── RECORD EXTRACTS

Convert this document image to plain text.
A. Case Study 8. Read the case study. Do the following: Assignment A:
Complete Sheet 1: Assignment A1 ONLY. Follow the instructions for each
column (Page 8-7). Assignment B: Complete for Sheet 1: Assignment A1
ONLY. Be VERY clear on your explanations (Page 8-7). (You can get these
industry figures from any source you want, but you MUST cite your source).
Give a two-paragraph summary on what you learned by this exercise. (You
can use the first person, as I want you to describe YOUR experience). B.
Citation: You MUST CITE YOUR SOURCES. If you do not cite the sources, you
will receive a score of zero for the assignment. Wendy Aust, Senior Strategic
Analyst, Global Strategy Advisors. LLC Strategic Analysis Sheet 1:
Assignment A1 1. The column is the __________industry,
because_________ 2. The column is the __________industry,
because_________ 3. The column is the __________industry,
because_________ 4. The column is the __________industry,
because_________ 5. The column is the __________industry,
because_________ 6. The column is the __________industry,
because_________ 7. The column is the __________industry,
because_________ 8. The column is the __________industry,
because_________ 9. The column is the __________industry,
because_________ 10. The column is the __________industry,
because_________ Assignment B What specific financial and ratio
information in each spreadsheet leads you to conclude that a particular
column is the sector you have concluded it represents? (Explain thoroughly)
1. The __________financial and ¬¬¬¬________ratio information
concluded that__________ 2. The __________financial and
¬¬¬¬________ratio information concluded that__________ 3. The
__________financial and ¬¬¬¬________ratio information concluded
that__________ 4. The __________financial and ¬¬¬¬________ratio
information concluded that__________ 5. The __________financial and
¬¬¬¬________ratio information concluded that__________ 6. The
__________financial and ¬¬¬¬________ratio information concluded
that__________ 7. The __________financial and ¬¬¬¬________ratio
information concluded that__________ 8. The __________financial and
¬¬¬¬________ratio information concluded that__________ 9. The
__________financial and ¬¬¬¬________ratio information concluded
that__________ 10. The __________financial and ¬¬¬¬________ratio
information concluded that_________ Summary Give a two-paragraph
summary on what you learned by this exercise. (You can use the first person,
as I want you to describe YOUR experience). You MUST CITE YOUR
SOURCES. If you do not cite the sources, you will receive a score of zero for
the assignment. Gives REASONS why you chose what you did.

────

### [OBJECTIVE]
Determine the number of lines in the listing that hold the word "describe", and supply that number and nothing further.

### [RESULT FOR THIS EXERCISE]
2